§ **TASK STATEMENT**: Search the material for the string "Phosphore" and copy each line where it occurs.

··· RECORDS SUPPLIED

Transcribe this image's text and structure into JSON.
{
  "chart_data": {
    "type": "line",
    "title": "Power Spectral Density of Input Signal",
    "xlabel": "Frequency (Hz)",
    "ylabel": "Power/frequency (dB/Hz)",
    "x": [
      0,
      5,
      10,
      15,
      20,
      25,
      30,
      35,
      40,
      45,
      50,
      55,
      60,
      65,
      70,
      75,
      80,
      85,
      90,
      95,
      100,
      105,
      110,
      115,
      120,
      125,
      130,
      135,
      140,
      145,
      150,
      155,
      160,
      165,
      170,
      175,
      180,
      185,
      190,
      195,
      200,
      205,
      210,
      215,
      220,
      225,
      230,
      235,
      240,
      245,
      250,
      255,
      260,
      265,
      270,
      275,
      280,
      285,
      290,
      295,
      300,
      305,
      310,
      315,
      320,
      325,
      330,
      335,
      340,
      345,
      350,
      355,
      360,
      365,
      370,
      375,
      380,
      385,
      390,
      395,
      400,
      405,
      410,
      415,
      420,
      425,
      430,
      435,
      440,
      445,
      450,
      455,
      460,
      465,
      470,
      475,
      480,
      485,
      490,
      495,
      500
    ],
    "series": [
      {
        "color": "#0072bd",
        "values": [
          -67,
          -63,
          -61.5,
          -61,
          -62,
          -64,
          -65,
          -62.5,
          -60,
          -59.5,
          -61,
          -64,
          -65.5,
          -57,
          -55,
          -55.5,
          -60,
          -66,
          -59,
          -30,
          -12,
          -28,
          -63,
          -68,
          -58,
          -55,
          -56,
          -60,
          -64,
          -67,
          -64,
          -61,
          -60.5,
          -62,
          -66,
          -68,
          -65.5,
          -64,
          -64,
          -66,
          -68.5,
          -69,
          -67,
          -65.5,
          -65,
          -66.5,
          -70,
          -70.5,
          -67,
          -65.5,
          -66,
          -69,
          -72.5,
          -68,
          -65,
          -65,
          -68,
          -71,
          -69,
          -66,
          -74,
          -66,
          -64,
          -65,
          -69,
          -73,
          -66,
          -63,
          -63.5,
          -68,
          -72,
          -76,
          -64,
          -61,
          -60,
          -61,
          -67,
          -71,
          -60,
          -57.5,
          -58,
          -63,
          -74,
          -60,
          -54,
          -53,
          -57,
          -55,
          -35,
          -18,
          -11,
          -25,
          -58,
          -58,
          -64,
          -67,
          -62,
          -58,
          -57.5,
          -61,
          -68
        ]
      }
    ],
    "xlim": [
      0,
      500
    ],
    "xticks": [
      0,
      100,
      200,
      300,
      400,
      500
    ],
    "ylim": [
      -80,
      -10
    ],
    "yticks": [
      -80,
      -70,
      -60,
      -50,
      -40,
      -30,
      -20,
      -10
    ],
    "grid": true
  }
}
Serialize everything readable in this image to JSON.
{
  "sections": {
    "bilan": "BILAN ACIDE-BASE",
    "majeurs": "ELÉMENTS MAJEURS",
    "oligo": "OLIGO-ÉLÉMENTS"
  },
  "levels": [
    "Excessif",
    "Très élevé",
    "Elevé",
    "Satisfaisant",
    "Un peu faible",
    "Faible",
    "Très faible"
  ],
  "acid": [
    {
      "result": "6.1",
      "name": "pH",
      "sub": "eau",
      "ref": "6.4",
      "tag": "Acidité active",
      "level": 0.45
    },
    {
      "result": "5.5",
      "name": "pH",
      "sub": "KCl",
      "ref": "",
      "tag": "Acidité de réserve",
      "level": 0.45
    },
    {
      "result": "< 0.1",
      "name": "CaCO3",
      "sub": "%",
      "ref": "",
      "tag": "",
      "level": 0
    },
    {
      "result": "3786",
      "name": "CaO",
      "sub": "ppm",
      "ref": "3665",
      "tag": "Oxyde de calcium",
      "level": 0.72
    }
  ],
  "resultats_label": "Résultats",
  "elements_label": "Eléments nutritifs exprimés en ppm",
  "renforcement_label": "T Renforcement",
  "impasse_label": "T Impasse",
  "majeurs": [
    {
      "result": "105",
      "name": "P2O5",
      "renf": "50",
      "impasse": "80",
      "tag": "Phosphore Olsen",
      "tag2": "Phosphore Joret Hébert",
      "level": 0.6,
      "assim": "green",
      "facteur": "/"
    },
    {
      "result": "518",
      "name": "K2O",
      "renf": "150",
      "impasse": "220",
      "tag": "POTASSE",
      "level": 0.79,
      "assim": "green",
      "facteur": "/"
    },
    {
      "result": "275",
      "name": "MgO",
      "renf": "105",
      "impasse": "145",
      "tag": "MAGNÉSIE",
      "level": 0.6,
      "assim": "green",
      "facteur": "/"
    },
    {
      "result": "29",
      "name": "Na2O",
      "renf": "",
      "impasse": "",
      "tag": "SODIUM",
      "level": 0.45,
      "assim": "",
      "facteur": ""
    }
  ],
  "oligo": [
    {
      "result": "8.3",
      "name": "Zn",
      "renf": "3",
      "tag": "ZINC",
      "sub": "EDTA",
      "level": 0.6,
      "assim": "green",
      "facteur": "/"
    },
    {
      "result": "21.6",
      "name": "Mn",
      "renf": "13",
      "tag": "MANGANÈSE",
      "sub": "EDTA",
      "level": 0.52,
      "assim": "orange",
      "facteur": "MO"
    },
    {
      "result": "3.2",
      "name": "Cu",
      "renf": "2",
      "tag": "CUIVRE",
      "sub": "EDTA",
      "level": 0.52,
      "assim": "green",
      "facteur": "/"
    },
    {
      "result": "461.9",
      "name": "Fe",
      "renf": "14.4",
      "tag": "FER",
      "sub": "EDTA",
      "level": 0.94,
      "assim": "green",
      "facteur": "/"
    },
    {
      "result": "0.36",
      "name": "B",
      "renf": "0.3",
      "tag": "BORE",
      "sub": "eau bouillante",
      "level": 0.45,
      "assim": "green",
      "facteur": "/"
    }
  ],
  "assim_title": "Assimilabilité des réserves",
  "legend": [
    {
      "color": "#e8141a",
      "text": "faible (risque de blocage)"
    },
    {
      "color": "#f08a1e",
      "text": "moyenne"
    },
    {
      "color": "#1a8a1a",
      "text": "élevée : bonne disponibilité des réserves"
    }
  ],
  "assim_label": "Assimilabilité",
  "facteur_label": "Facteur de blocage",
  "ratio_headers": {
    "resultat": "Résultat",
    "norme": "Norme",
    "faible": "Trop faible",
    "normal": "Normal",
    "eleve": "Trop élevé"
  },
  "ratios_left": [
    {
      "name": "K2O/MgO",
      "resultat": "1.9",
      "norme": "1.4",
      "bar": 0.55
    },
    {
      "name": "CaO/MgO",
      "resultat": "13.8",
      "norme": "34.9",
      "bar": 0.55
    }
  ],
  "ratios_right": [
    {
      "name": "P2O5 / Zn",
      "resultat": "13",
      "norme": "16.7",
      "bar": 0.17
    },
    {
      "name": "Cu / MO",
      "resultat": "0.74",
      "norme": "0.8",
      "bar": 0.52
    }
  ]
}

······

§ **RESPONSE TO THE TASK**:
      "tag": "Phosphore Olsen",
      "tag2": "Phosphore Joret Hébert",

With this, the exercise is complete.